§ **Exercise objective**: Retype the records from the line with "legend-label: Property Taxes, Local" up to and including the line with "legend-label: Real Estate", keeping every character as it appears.

§ **Extracted data**:
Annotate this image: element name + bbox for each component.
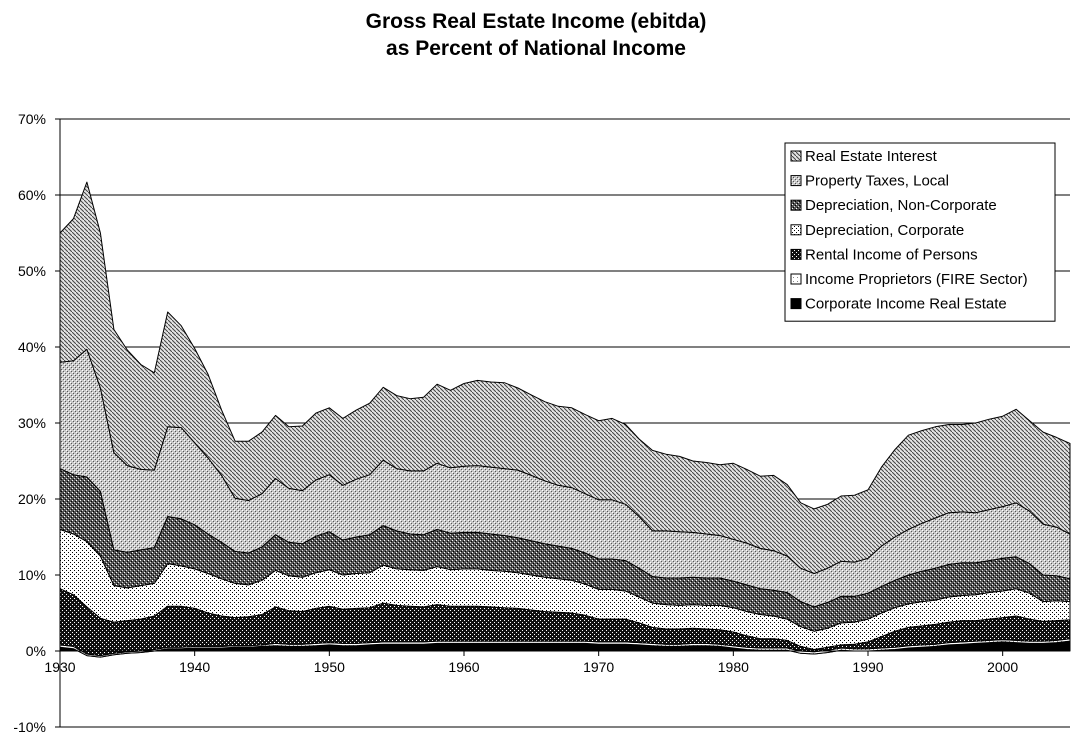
legend-label: Property Taxes, Local — [805, 173, 949, 190]
y-tick-label: 20% — [18, 491, 46, 507]
y-tick-label: 50% — [18, 263, 46, 279]
y-tick-label: -10% — [13, 719, 46, 732]
legend-label: Real Estate Interest — [805, 148, 938, 165]
y-tick-label: 30% — [18, 415, 46, 431]
y-tick-label: 0% — [26, 643, 46, 659]
legend-swatch — [790, 199, 802, 211]
x-tick-label: 1940 — [179, 659, 210, 675]
x-tick-label: 1950 — [314, 659, 345, 675]
legend-label: Corporate Income Real Estate — [805, 296, 1007, 313]
y-tick-label: 60% — [18, 187, 46, 203]
series-area-6 — [59, 181, 1071, 574]
chart-title-line-2: as Percent of National Income — [386, 37, 686, 60]
legend-label: Rental Income of Persons — [805, 246, 978, 263]
legend-label: Depreciation, Non-Corporate — [805, 197, 997, 214]
legend-box — [784, 142, 1056, 322]
x-tick-label: 1970 — [583, 659, 614, 675]
x-tick-label: 1990 — [852, 659, 883, 675]
x-tick-label: 1980 — [718, 659, 749, 675]
legend-label: Depreciation, Corporate — [805, 222, 964, 239]
x-tick-label: 2000 — [987, 659, 1018, 675]
legend-swatch — [790, 175, 802, 187]
y-tick-label: 70% — [18, 111, 46, 127]
legend-swatch — [790, 150, 802, 162]
legend-swatch — [790, 224, 802, 236]
chart-title-line-1: Gross Real Estate Income (ebitda) — [365, 10, 707, 33]
y-tick-label: 10% — [18, 567, 46, 583]
legend-label: Income Proprietors (FIRE Sector) — [805, 271, 1028, 288]
x-tick-label: 1960 — [448, 659, 479, 675]
legend-swatch — [790, 273, 802, 285]
x-tick-label: 1930 — [44, 659, 75, 675]
legend-swatch — [790, 248, 802, 260]
legend-swatch — [790, 298, 802, 310]
y-tick-label: 40% — [18, 339, 46, 355]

§ **Task answer**:
legend-label: Property Taxes, Local — [805, 173, 949, 190]
y-tick-label: 20% — [18, 491, 46, 507]
y-tick-label: 50% — [18, 263, 46, 279]
y-tick-label: -10% — [13, 719, 46, 732]
legend-label: Real Estate Interest — [805, 148, 938, 165]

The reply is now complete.